- **Exercise description**:
Verbatim output of all the material below is required.

________________

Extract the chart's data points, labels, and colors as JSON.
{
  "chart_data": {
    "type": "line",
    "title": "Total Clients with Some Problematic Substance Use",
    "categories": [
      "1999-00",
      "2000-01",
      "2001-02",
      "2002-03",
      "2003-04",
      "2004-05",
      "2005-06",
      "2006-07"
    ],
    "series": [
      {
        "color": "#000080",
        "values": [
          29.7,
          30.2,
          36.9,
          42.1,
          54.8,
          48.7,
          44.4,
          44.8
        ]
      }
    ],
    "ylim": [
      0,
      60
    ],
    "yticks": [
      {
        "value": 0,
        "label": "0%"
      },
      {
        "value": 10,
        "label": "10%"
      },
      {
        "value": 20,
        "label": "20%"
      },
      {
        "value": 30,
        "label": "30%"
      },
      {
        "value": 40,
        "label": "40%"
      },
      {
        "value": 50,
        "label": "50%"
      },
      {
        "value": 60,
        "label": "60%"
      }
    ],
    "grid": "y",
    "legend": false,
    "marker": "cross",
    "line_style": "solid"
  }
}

________________

- **Output below**:
Extract the chart's data points, labels, and colors as JSON.
{
  "chart_data": {
    "type": "line",
    "title": "Total Clients with Some Problematic Substance Use",
    "categories": [
      "1999-00",
      "2000-01",
      "2001-02",
      "2002-03",
      "2003-04",
      "2004-05",
      "2005-06",
      "2006-07"
    ],
    "series": [
      {
        "color": "#000080",
        "values": [
          29.7,
          30.2,
          36.9,
          42.1,
          54.8,
          48.7,
          44.4,
          44.8
        ]
      }
    ],
    "ylim": [
      0,
      60
    ],
    "yticks": [
      {
        "value": 0,
        "label": "0%"
      },
      {
        "value": 10,
        "label": "10%"
      },
      {
        "value": 20,
        "label": "20%"
      },
      {
        "value": 30,
        "label": "30%"
      },
      {
        "value": 40,
        "label": "40%"
      },
      {
        "value": 50,
        "label": "50%"
      },
      {
        "value": 60,
        "label": "60%"
      }
    ],
    "grid": "y",
    "legend": false,
    "marker": "cross",
    "line_style": "solid"
  }
}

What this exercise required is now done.